RECORDS
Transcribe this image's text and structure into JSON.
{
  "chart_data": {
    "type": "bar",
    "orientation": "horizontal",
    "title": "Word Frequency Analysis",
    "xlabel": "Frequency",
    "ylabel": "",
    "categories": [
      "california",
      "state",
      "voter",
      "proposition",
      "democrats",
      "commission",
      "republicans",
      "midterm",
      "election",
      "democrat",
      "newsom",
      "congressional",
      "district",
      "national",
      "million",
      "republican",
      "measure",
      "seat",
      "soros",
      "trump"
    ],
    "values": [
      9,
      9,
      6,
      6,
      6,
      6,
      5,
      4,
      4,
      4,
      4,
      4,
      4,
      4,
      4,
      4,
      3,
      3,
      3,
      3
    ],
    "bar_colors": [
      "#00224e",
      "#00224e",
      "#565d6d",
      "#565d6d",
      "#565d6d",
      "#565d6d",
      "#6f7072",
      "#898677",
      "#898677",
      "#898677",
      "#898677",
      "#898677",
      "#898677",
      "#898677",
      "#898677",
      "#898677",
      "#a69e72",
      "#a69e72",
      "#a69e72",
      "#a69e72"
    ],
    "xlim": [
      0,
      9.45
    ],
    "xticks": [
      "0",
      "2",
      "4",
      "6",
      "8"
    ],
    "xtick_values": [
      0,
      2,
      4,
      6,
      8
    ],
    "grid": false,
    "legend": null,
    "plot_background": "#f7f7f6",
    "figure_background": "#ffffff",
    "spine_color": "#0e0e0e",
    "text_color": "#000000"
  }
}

WHAT YOU NEED TO DO
In the entries above, identify every line with the string "Frequency".

WORKED SOLUTION
    "title": "Word Frequency Analysis",
    "xlabel": "Frequency",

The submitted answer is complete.